-- begin --

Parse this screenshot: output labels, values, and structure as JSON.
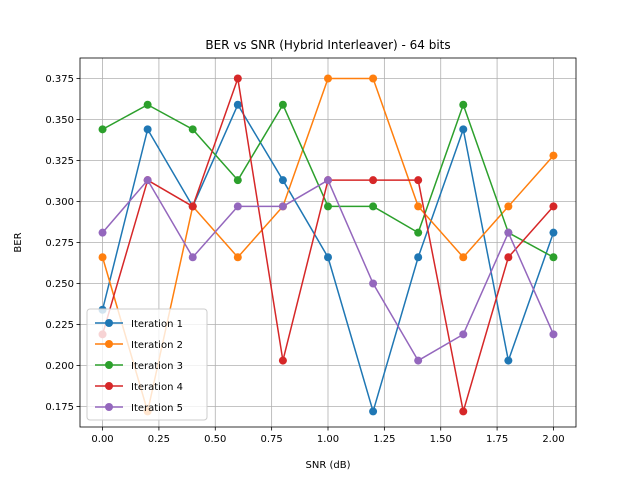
{
  "chart_data": {
    "type": "line",
    "title": "BER vs SNR (Hybrid Interleaver) - 64 bits",
    "xlabel": "SNR (dB)",
    "ylabel": "BER",
    "xlim": [
      -0.1,
      2.1
    ],
    "ylim": [
      0.1625,
      0.3875
    ],
    "xticks": [
      0.0,
      0.25,
      0.5,
      0.75,
      1.0,
      1.25,
      1.5,
      1.75,
      2.0
    ],
    "xtick_labels": [
      "0.00",
      "0.25",
      "0.50",
      "0.75",
      "1.00",
      "1.25",
      "1.50",
      "1.75",
      "2.00"
    ],
    "yticks": [
      0.175,
      0.2,
      0.225,
      0.25,
      0.275,
      0.3,
      0.325,
      0.35,
      0.375
    ],
    "ytick_labels": [
      "0.175",
      "0.200",
      "0.225",
      "0.250",
      "0.275",
      "0.300",
      "0.325",
      "0.350",
      "0.375"
    ],
    "grid": true,
    "legend_position": "lower-left",
    "x": [
      0.0,
      0.2,
      0.4,
      0.6,
      0.8,
      1.0,
      1.2,
      1.4,
      1.6,
      1.8,
      2.0
    ],
    "series": [
      {
        "name": "Iteration 1",
        "color": "#1f77b4",
        "values": [
          0.234,
          0.344,
          0.297,
          0.359,
          0.313,
          0.266,
          0.172,
          0.266,
          0.344,
          0.203,
          0.281
        ]
      },
      {
        "name": "Iteration 2",
        "color": "#ff7f0e",
        "values": [
          0.266,
          0.172,
          0.297,
          0.266,
          0.297,
          0.375,
          0.375,
          0.297,
          0.266,
          0.297,
          0.328
        ]
      },
      {
        "name": "Iteration 3",
        "color": "#2ca02c",
        "values": [
          0.344,
          0.359,
          0.344,
          0.313,
          0.359,
          0.297,
          0.297,
          0.281,
          0.359,
          0.281,
          0.266
        ]
      },
      {
        "name": "Iteration 4",
        "color": "#d62728",
        "values": [
          0.219,
          0.313,
          0.297,
          0.375,
          0.203,
          0.313,
          0.313,
          0.313,
          0.172,
          0.266,
          0.297
        ]
      },
      {
        "name": "Iteration 5",
        "color": "#9467bd",
        "values": [
          0.281,
          0.313,
          0.266,
          0.297,
          0.297,
          0.313,
          0.25,
          0.203,
          0.219,
          0.281,
          0.219
        ]
      }
    ]
  }
}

-- end --

## Stated goal
In the entries above, find each line with the string "Iteration" and copy it.

## Exercise solution
        "name": "Iteration 1",
        "name": "Iteration 2",
        "name": "Iteration 3",
        "name": "Iteration 4",
        "name": "Iteration 5",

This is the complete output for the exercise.